▸ Set problem:
Copy the entries below exactly. Images do not belong in the copy.
-- Start Rows --
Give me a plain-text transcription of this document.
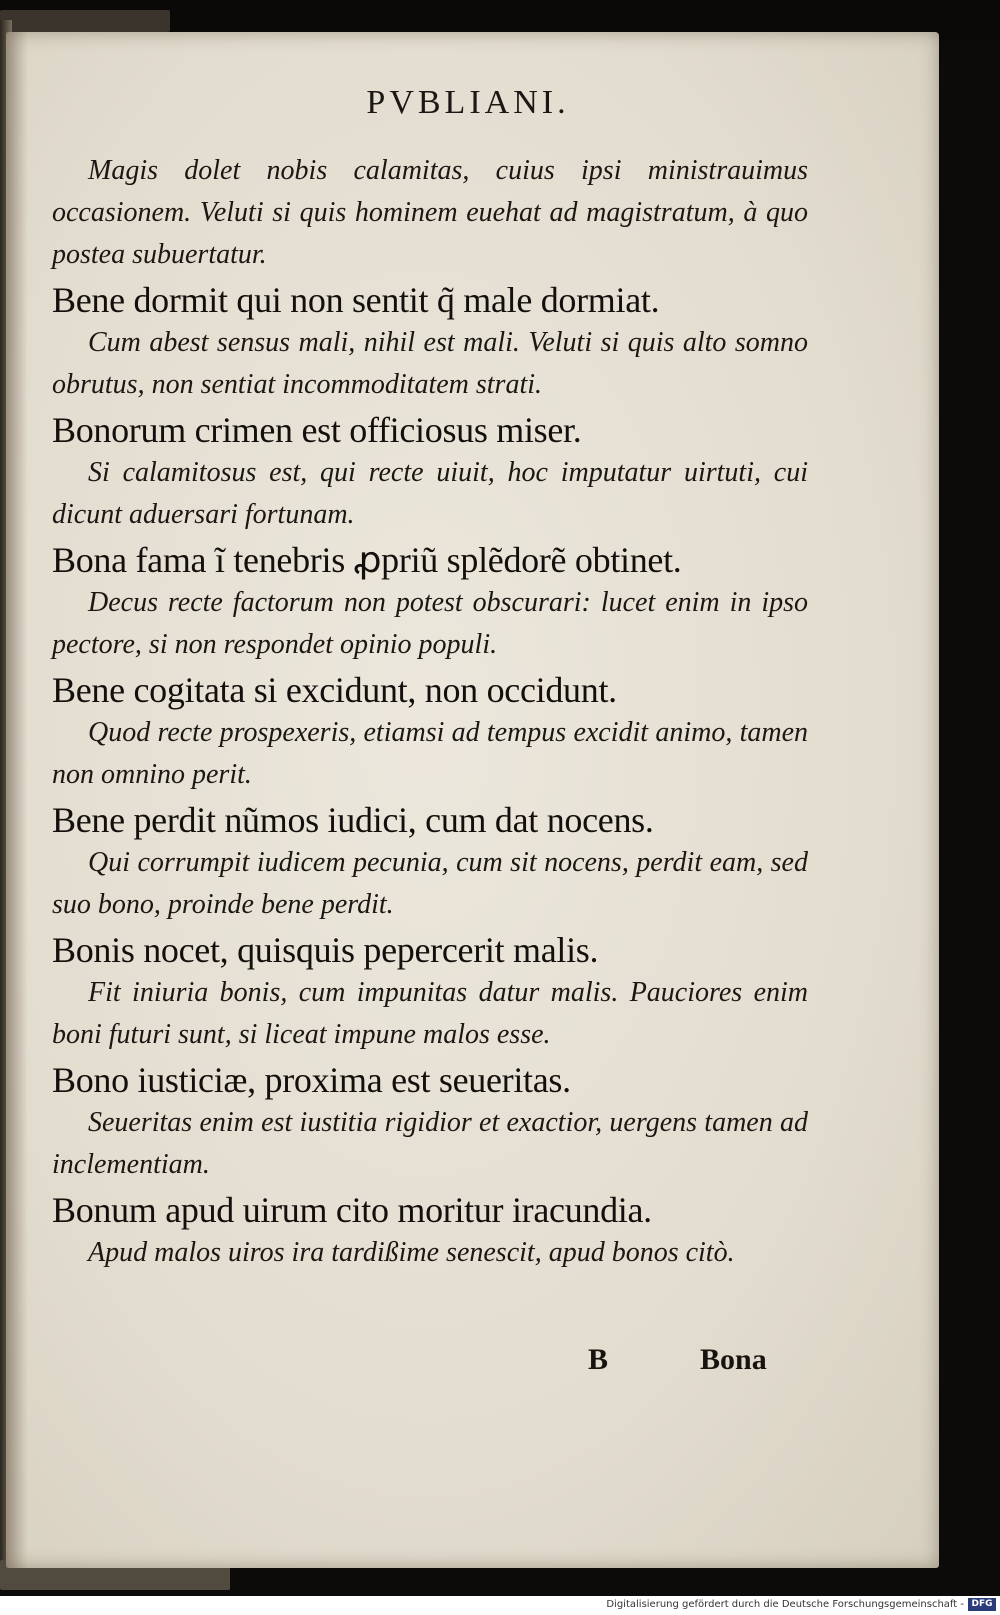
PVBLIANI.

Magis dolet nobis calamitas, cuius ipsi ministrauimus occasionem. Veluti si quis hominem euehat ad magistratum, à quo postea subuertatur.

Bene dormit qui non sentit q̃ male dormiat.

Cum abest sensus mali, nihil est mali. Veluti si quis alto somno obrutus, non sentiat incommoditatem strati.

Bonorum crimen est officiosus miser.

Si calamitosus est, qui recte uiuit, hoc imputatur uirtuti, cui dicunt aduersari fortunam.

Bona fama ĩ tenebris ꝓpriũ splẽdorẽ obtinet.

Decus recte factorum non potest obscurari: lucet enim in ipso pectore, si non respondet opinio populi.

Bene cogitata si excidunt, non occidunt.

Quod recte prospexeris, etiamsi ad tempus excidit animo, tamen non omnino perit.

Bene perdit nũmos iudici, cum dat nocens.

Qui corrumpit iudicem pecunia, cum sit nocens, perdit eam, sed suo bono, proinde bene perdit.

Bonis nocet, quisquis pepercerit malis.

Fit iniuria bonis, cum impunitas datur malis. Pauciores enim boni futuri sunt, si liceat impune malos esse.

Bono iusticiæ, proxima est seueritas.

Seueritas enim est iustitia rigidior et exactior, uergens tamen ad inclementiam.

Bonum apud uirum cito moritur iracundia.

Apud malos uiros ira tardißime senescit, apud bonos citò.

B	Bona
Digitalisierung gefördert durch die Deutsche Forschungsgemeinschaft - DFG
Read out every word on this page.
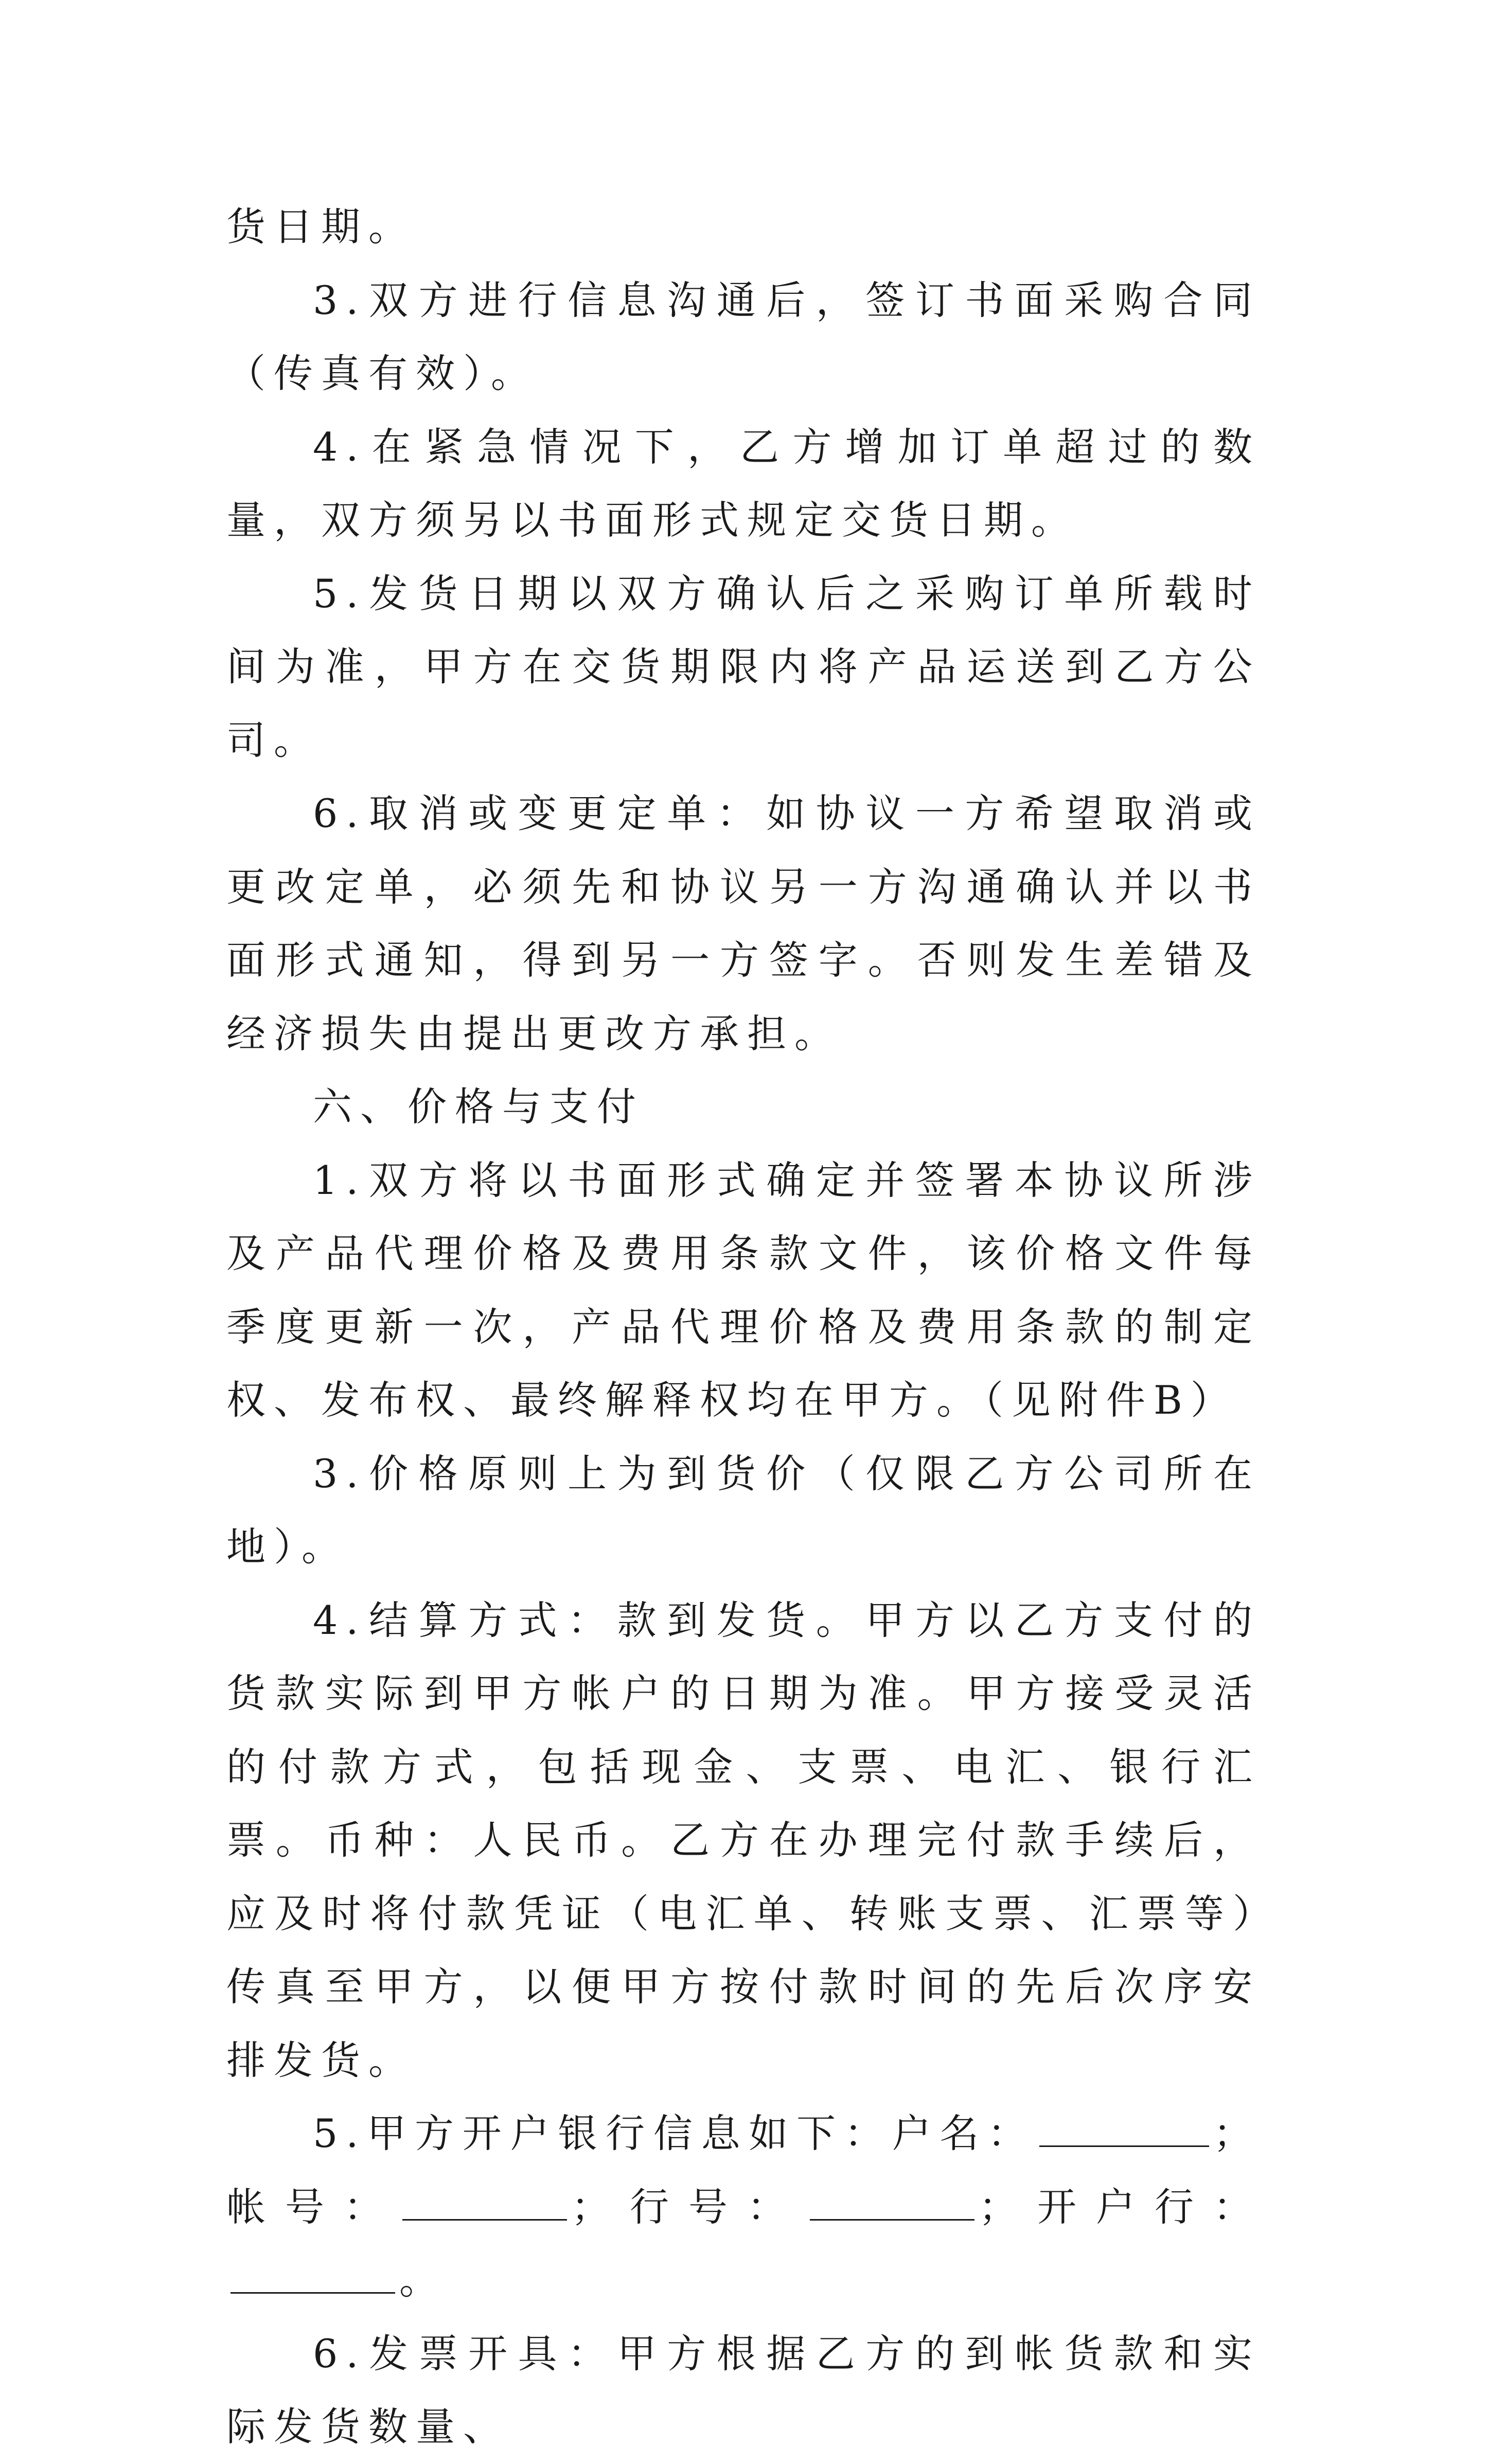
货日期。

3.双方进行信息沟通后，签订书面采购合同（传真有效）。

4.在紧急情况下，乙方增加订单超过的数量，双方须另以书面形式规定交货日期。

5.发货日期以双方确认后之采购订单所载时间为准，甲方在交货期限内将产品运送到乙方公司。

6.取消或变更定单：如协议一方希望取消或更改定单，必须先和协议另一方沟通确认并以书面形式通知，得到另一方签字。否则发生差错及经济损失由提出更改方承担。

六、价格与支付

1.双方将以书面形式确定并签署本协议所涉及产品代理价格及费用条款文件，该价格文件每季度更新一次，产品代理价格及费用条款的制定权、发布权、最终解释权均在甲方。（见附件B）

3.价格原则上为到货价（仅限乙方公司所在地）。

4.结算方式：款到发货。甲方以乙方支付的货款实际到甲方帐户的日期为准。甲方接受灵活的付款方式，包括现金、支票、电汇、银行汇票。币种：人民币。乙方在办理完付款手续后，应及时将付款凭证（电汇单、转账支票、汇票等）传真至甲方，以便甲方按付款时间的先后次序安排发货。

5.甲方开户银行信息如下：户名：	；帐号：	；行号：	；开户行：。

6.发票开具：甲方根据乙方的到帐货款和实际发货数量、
-- End Rows --
▸ Response to this exercise:
Give me a plain-text transcription of this document.
PVBLIANI.

Magis dolet nobis calamitas, cuius ipsi ministrauimus occasionem. Veluti si quis hominem euehat ad magistratum, à quo postea subuertatur.

Bene dormit qui non sentit q̃ male dormiat.

Cum abest sensus mali, nihil est mali. Veluti si quis alto somno obrutus, non sentiat incommoditatem strati.

Bonorum crimen est officiosus miser.

Si calamitosus est, qui recte uiuit, hoc imputatur uirtuti, cui dicunt aduersari fortunam.

Bona fama ĩ tenebris ꝓpriũ splẽdorẽ obtinet.

Decus recte factorum non potest obscurari: lucet enim in ipso pectore, si non respondet opinio populi.

Bene cogitata si excidunt, non occidunt.

Quod recte prospexeris, etiamsi ad tempus excidit animo, tamen non omnino perit.

Bene perdit nũmos iudici, cum dat nocens.

Qui corrumpit iudicem pecunia, cum sit nocens, perdit eam, sed suo bono, proinde bene perdit.

Bonis nocet, quisquis pepercerit malis.

Fit iniuria bonis, cum impunitas datur malis. Pauciores enim boni futuri sunt, si liceat impune malos esse.

Bono iusticiæ, proxima est seueritas.

Seueritas enim est iustitia rigidior et exactior, uergens tamen ad inclementiam.

Bonum apud uirum cito moritur iracundia.

Apud malos uiros ira tardißime senescit, apud bonos citò.

B	Bona
Digitalisierung gefördert durch die Deutsche Forschungsgemeinschaft - DFG
Read out every word on this page.
货日期。

3.双方进行信息沟通后，签订书面采购合同（传真有效）。

4.在紧急情况下，乙方增加订单超过的数量，双方须另以书面形式规定交货日期。

5.发货日期以双方确认后之采购订单所载时间为准，甲方在交货期限内将产品运送到乙方公司。

6.取消或变更定单：如协议一方希望取消或更改定单，必须先和协议另一方沟通确认并以书面形式通知，得到另一方签字。否则发生差错及经济损失由提出更改方承担。

六、价格与支付

1.双方将以书面形式确定并签署本协议所涉及产品代理价格及费用条款文件，该价格文件每季度更新一次，产品代理价格及费用条款的制定权、发布权、最终解释权均在甲方。（见附件B）

3.价格原则上为到货价（仅限乙方公司所在地）。

4.结算方式：款到发货。甲方以乙方支付的货款实际到甲方帐户的日期为准。甲方接受灵活的付款方式，包括现金、支票、电汇、银行汇票。币种：人民币。乙方在办理完付款手续后，应及时将付款凭证（电汇单、转账支票、汇票等）传真至甲方，以便甲方按付款时间的先后次序安排发货。

5.甲方开户银行信息如下：户名：	；帐号：	；行号：	；开户行：。

6.发票开具：甲方根据乙方的到帐货款和实际发货数量、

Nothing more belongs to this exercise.